-- start of Input data --

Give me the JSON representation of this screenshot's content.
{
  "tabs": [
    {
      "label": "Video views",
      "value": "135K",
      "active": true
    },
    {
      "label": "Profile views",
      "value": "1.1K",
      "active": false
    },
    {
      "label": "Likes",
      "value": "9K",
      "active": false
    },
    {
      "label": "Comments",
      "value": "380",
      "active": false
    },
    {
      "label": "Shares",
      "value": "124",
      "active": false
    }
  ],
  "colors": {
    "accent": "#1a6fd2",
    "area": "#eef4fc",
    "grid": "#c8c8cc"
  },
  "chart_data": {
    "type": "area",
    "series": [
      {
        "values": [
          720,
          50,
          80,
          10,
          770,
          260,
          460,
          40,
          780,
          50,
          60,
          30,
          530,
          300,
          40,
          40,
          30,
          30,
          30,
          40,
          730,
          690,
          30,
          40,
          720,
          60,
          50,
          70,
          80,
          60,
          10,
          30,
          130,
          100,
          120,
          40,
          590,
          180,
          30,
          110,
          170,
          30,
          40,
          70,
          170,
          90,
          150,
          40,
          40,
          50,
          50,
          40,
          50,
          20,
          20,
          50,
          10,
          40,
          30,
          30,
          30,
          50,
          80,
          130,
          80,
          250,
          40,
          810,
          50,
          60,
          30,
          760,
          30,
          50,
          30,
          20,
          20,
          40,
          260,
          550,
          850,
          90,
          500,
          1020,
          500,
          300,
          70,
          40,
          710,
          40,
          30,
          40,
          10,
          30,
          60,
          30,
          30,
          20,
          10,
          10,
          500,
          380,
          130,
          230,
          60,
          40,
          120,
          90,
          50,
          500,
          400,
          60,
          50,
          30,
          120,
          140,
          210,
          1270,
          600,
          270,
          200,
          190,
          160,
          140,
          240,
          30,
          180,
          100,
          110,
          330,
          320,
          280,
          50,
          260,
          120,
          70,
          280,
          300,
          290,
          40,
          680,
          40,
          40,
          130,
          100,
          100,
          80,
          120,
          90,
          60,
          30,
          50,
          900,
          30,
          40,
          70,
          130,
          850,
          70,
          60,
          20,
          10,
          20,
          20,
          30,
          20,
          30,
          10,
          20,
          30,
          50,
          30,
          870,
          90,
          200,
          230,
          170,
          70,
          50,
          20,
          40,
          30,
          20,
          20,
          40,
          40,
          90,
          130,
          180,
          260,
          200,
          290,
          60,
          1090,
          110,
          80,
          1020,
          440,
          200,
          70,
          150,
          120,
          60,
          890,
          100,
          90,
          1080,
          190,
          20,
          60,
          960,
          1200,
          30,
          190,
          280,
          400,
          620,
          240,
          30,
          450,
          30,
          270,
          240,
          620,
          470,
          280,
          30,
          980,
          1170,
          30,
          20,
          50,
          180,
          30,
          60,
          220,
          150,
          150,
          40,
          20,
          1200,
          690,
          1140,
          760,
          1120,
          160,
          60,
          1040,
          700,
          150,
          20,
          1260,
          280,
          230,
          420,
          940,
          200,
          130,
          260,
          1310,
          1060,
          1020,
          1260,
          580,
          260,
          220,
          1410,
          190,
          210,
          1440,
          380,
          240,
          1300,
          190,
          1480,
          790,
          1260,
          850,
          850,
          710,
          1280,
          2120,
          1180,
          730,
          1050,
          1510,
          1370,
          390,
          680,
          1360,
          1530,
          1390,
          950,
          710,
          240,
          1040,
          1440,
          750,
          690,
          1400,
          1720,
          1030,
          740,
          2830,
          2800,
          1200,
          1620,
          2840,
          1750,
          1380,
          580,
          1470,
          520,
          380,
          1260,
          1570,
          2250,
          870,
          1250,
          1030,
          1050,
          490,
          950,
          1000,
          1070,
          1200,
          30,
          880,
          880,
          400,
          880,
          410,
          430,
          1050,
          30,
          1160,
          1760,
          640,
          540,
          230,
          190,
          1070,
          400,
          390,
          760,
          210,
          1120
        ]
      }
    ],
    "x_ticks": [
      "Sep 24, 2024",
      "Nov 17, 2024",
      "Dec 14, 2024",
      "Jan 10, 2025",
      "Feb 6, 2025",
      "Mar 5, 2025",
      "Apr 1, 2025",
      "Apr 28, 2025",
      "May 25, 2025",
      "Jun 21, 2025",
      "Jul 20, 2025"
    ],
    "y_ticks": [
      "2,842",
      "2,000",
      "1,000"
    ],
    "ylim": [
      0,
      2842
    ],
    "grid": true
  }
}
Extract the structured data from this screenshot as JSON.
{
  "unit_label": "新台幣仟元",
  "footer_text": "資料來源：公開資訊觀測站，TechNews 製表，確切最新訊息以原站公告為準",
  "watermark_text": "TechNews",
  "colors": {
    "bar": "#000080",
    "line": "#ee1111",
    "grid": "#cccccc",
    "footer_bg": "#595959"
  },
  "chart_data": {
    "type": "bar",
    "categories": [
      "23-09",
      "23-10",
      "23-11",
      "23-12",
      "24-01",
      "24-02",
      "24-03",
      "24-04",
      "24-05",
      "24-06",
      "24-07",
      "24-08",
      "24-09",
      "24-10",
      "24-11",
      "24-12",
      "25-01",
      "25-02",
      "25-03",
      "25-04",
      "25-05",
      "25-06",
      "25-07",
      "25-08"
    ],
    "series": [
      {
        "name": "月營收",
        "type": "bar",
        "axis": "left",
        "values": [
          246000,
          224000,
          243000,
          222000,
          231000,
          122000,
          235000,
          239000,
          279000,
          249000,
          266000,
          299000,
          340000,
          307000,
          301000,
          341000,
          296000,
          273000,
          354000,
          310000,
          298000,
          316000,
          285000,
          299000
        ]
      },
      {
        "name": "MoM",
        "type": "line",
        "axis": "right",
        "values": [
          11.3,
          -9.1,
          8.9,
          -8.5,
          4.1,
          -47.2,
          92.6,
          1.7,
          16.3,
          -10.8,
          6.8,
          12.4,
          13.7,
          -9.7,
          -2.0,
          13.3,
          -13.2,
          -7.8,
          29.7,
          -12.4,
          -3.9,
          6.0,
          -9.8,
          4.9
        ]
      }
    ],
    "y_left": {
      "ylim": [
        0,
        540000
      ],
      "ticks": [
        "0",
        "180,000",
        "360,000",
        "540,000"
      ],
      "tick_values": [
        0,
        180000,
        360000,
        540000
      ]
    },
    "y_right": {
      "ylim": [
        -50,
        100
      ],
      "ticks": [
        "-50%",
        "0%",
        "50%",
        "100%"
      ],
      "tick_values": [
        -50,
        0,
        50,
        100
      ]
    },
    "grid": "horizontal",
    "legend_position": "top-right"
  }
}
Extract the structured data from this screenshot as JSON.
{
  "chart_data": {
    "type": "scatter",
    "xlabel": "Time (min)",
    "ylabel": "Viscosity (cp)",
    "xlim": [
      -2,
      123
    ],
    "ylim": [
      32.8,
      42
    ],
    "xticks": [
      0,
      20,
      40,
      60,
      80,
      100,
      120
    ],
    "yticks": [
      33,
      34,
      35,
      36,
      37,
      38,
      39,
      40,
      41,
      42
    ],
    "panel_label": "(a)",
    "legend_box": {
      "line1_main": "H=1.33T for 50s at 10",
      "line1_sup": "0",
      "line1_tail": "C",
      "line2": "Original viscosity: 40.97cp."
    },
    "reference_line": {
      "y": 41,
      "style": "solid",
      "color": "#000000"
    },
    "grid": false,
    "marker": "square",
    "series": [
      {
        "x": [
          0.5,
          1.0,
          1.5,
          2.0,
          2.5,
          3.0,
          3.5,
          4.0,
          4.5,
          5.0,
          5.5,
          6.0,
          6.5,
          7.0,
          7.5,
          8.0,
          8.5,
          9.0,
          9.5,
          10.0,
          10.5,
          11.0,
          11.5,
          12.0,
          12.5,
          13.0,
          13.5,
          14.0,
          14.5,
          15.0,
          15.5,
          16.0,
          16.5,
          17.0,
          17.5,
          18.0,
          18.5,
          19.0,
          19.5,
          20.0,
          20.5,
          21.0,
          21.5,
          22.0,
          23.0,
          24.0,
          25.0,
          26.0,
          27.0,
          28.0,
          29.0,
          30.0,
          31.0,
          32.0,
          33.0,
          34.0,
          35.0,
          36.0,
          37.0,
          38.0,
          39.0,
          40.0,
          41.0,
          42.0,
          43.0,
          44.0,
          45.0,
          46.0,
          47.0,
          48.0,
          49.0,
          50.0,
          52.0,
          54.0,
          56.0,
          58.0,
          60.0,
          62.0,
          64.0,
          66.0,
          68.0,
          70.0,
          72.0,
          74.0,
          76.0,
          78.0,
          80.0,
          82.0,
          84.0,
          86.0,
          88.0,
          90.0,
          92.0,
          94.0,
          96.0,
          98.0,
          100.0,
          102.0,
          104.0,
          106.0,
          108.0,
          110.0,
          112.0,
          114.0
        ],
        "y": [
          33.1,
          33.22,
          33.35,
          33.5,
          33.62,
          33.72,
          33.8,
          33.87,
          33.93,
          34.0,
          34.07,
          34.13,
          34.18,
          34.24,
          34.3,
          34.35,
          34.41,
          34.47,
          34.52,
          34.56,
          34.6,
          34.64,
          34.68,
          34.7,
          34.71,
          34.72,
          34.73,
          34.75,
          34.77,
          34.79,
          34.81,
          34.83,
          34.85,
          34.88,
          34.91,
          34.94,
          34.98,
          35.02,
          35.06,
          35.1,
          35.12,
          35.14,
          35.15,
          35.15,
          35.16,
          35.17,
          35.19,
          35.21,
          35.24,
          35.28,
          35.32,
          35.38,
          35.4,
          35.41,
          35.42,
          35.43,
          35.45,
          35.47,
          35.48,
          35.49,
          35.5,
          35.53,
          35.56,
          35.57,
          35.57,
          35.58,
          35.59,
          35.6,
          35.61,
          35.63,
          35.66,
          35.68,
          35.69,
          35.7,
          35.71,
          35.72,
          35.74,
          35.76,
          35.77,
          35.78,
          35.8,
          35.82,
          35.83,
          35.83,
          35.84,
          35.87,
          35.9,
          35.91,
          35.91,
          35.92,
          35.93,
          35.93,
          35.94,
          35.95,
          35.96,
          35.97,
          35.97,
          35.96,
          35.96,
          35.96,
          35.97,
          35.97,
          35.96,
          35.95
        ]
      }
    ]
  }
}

-- end of Input data --

#### Set problem
Pull out the lines above in which the word "TechNews" appears.

#### Exercise response
  "footer_text": "資料來源：公開資訊觀測站，TechNews 製表，確切最新訊息以原站公告為準",
  "watermark_text": "TechNews",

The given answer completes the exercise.